_AIM OF THE EXERCISE_
Locate each line of the material that contains "this", then return it.

_RAW RECORDS_
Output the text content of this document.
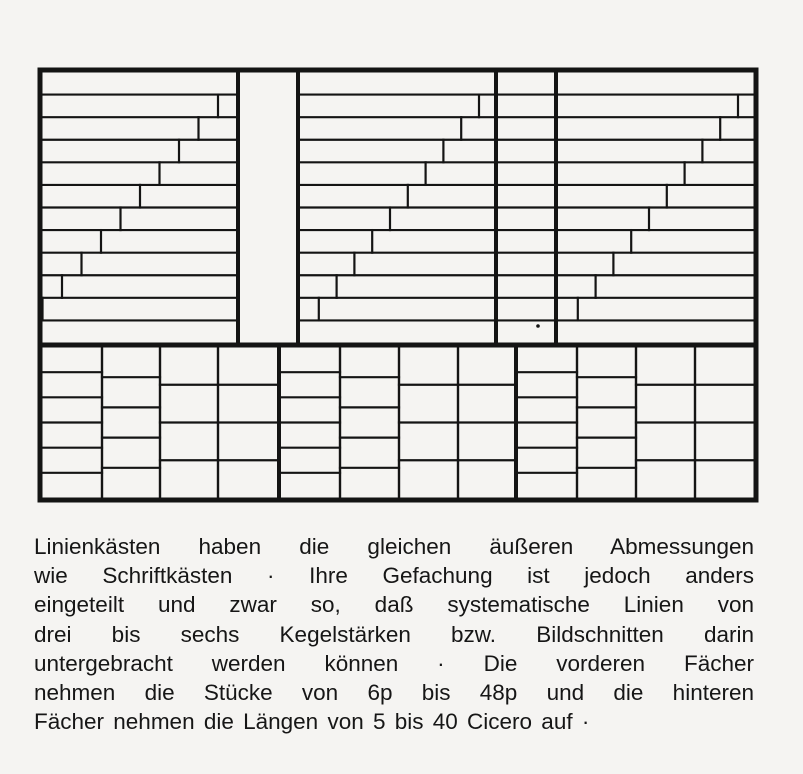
Linienkästen haben die gleichen äußeren Abmessungen
wie Schriftkästen · Ihre Gefachung ist jedoch anders
eingeteilt und zwar so, daß systematische Linien von
drei bis sechs Kegelstärken bzw. Bildschnitten darin
untergebracht werden können · Die vorderen Fächer
nehmen die Stücke von 6p bis 48p und die hinteren
Fächer nehmen die Längen von 5 bis 40 Cicero auf ·
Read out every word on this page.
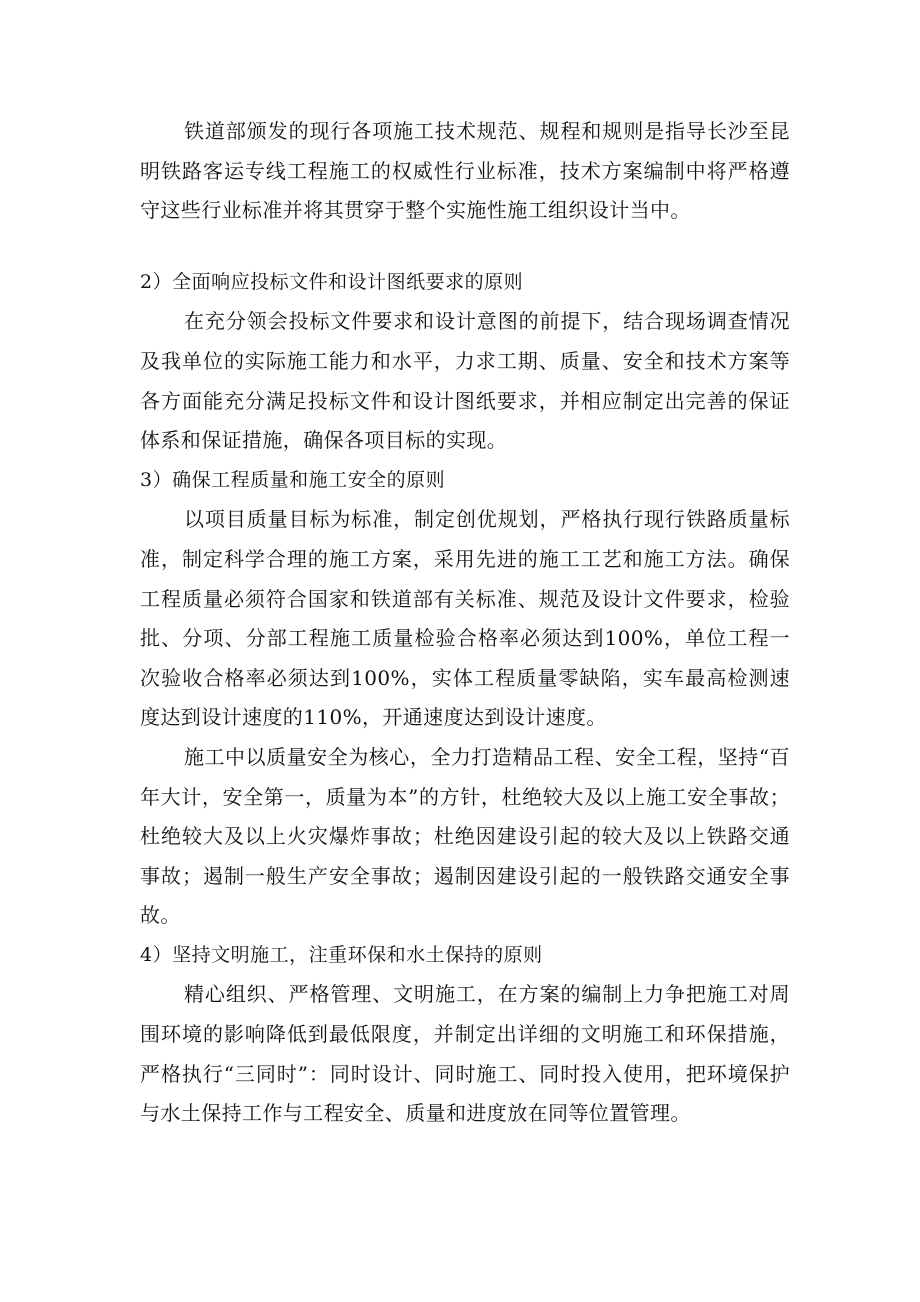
铁道部颁发的现行各项施工技术规范、规程和规则是指导长沙至昆明铁路客运专线工程施工的权威性行业标准，技术方案编制中将严格遵守这些行业标准并将其贯穿于整个实施性施工组织设计当中。

2）全面响应投标文件和设计图纸要求的原则

在充分领会投标文件要求和设计意图的前提下，结合现场调查情况及我单位的实际施工能力和水平，力求工期、质量、安全和技术方案等各方面能充分满足投标文件和设计图纸要求，并相应制定出完善的保证体系和保证措施，确保各项目标的实现。

3）确保工程质量和施工安全的原则

以项目质量目标为标准，制定创优规划，严格执行现行铁路质量标准，制定科学合理的施工方案，采用先进的施工工艺和施工方法。确保工程质量必须符合国家和铁道部有关标准、规范及设计文件要求，检验批、分项、分部工程施工质量检验合格率必须达到100%，单位工程一次验收合格率必须达到100%，实体工程质量零缺陷，实车最高检测速度达到设计速度的110%，开通速度达到设计速度。

施工中以质量安全为核心，全力打造精品工程、安全工程，坚持“百年大计，安全第一，质量为本”的方针，杜绝较大及以上施工安全事故；杜绝较大及以上火灾爆炸事故；杜绝因建设引起的较大及以上铁路交通事故；遏制一般生产安全事故；遏制因建设引起的一般铁路交通安全事故。

4）坚持文明施工，注重环保和水土保持的原则

精心组织、严格管理、文明施工，在方案的编制上力争把施工对周围环境的影响降低到最低限度，并制定出详细的文明施工和环保措施，严格执行“三同时”：同时设计、同时施工、同时投入使用，把环境保护与水土保持工作与工程安全、质量和进度放在同等位置管理。
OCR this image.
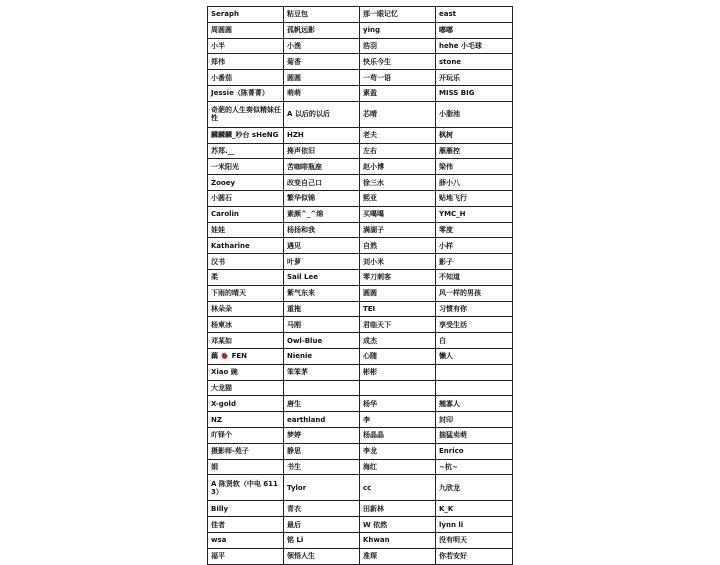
Seraph	粘豆包	那一眼记忆	east
周圆圆	孤帆远影	ying	嘟嘟
小半	小渔	浩羽	hehe 小毛球
郑伟	菊香	快乐今生	stone
小番茄	圆圆	一苟一语	开玩乐
Jessie（陈菁菁）	萌萌	素盈	MISS BIG
奇葩的人生奏似精妹任性	A 以后的以后	芯晴	小脂池
麟麟麟_吵台 sHeNG	HZH	老夫	枫树
苏郑.__	搀声依旧	左右	雁雁控
一米阳光	苦咖啡瓶座	赵小博	梁伟
Zooey	改变自己口	徐三水	薛小八
小圆石	繁华似锦	熙亚	贴地飞行
Carolin	素颜^_^绵	买噶噶	YMC_H
娃娃	杨扬和我	满湖子	零度
Katharine	遇见	自然	小样
汉书	叶萝	刘小米	影子
柔	Sail Lee	零刀刺客	不知道
下雨的晴天	紫气东来	圆圆	风一样的男孩
林朵朵	重拖	TEI	习惯有你
杨柬冰	马刚	君临天下	享受生活
邓某如	Owl-Blue	成杰	白
藕 🐞 FEN	Nienie	心随	懒人
Xiao 豌	笨笨茅	彬彬	
大龙猫			
X-gold	唐生	杨华	翘寡人
NZ	earthland	李	封印
吖铎个	梦婷	杨晶晶	揣猛卖萌
摄影师-苑子	静思	李龙	Enrico
娟	书生	海红	~杭~
A 陈贤软（中电 6113）	Tylor	cc	九欣龙
Billy	青衣	田新林	K_K
佳者	最后	W 依然	lynn li
wsa	铭 Li	Khwan	没有明天
福平	领悟人生	准琛	你若安好
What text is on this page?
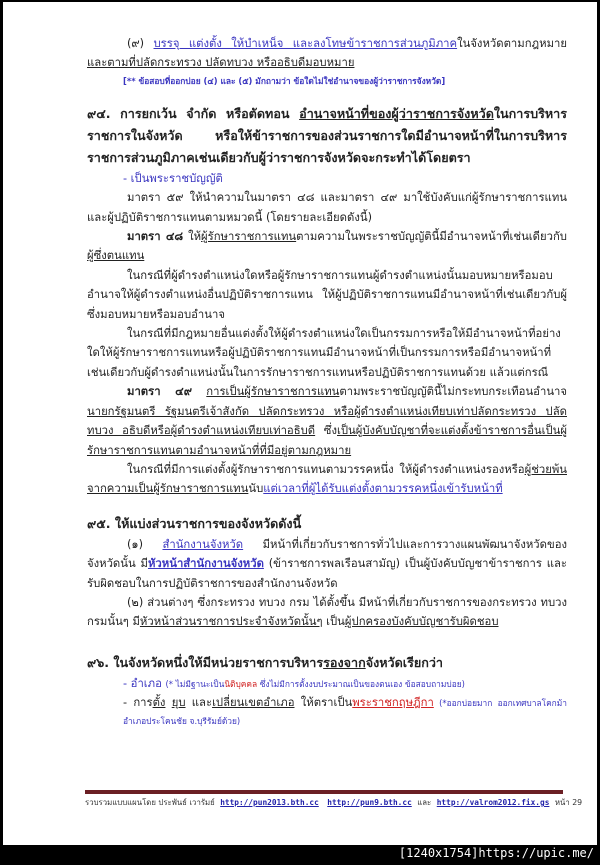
(๙) บรรจุ แต่งตั้ง ให้บำเหน็จ และลงโทษข้าราชการส่วนภูมิภาคในจังหวัดตามกฎหมาย และตามที่ปลัดกระทรวง ปลัดทบวง หรืออธิบดีมอบหมาย

[** ข้อสอบที่ออกบ่อย (๔) และ (๕) มักถามว่า ข้อใดไม่ใช่อำนาจของผู้ว่าราชการจังหวัด]

๙๔. การยกเว้น จำกัด หรือตัดทอน อำนาจหน้าที่ของผู้ว่าราชการจังหวัดในการบริหารราชการในจังหวัด หรือให้ข้าราชการของส่วนราชการใดมีอำนาจหน้าที่ในการบริหารราชการส่วนภูมิภาคเช่นเดียวกับผู้ว่าราชการจังหวัดจะกระทำได้โดยตรา

- เป็นพระราชบัญญัติ

มาตรา ๕๙ ให้นำความในมาตรา ๔๘ และมาตรา ๔๙ มาใช้บังคับแก่ผู้รักษาราชการแทนและผู้ปฏิบัติราชการแทนตามหมวดนี้ (โดยรายละเอียดดังนี้)

มาตรา ๔๘ ให้ผู้รักษาราชการแทนตามความในพระราชบัญญัตินี้มีอำนาจหน้าที่เช่นเดียวกับผู้ซึ่งตนแทน

ในกรณีที่ผู้ดำรงตำแหน่งใดหรือผู้รักษาราชการแทนผู้ดำรงตำแหน่งนั้นมอบหมายหรือมอบอำนาจให้ผู้ดำรงตำแหน่งอื่นปฏิบัติราชการแทน ให้ผู้ปฏิบัติราชการแทนมีอำนาจหน้าที่เช่นเดียวกับผู้ซึ่งมอบหมายหรือมอบอำนาจ

ในกรณีที่มีกฎหมายอื่นแต่งตั้งให้ผู้ดำรงตำแหน่งใดเป็นกรรมการหรือให้มีอำนาจหน้าที่อย่างใดให้ผู้รักษาราชการแทนหรือผู้ปฏิบัติราชการแทนมีอำนาจหน้าที่เป็นกรรมการหรือมีอำนาจหน้าที่เช่นเดียวกับผู้ดำรงตำแหน่งนั้นในการรักษาราชการแทนหรือปฏิบัติราชการแทนด้วย แล้วแต่กรณี

มาตรา ๔๙ การเป็นผู้รักษาราชการแทนตามพระราชบัญญัตินี้ไม่กระทบกระเทือนอำนาจนายกรัฐมนตรี รัฐมนตรีเจ้าสังกัด ปลัดกระทรวง หรือผู้ดำรงตำแหน่งเทียบเท่าปลัดกระทรวง ปลัดทบวง อธิบดีหรือผู้ดำรงตำแหน่งเทียบเท่าอธิบดี ซึ่งเป็นผู้บังคับบัญชาที่จะแต่งตั้งข้าราชการอื่นเป็นผู้รักษาราชการแทนตามอำนาจหน้าที่ที่มีอยู่ตามกฎหมาย

ในกรณีที่มีการแต่งตั้งผู้รักษาราชการแทนตามวรรคหนึ่ง ให้ผู้ดำรงตำแหน่งรองหรือผู้ช่วยพ้นจากความเป็นผู้รักษาราชการแทนนับแต่เวลาที่ผู้ได้รับแต่งตั้งตามวรรคหนึ่งเข้ารับหน้าที่

๙๕. ให้แบ่งส่วนราชการของจังหวัดดังนี้

(๑) สำนักงานจังหวัด มีหน้าที่เกี่ยวกับราชการทั่วไปและการวางแผนพัฒนาจังหวัดของจังหวัดนั้น มีหัวหน้าสำนักงานจังหวัด (ข้าราชการพลเรือนสามัญ) เป็นผู้บังคับบัญชาข้าราชการ และรับผิดชอบในการปฏิบัติราชการของสำนักงานจังหวัด

(๒) ส่วนต่างๆ ซึ่งกระทรวง ทบวง กรม ได้ตั้งขึ้น มีหน้าที่เกี่ยวกับราชการของกระทรวง ทบวง กรมนั้นๆ มีหัวหน้าส่วนราชการประจำจังหวัดนั้นๆ เป็นผู้ปกครองบังคับบัญชารับผิดชอบ

๙๖. ในจังหวัดหนึ่งให้มีหน่วยราชการบริหารรองจากจังหวัดเรียกว่า

- อำเภอ (* ไม่มีฐานะเป็นนิติบุคคล ซึ่งไม่มีการตั้งงบประมาณเป็นของตนเอง ข้อสอบถามบ่อย)

- การตั้ง ยุบ และเปลี่ยนเขตอำเภอ ให้ตราเป็นพระราชกฤษฎีกา (*ออกบ่อยมาก ออกเทศบาลโคกม้า อำเภอประโคนชัย จ.บุรีรัมย์ด้วย)

รวบรวมแบบแผนโดย ประพันธ์ เวารัมย์ http://pun2013.bth.cc http://pun9.bth.cc และ http://valrom2012.fix.gs หน้า 29
[1240x1754]https://upic.me/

_IN RESPONSE_
Output the text content of this document.
Read out every word on this page.
OCR this image.
What text is on this page?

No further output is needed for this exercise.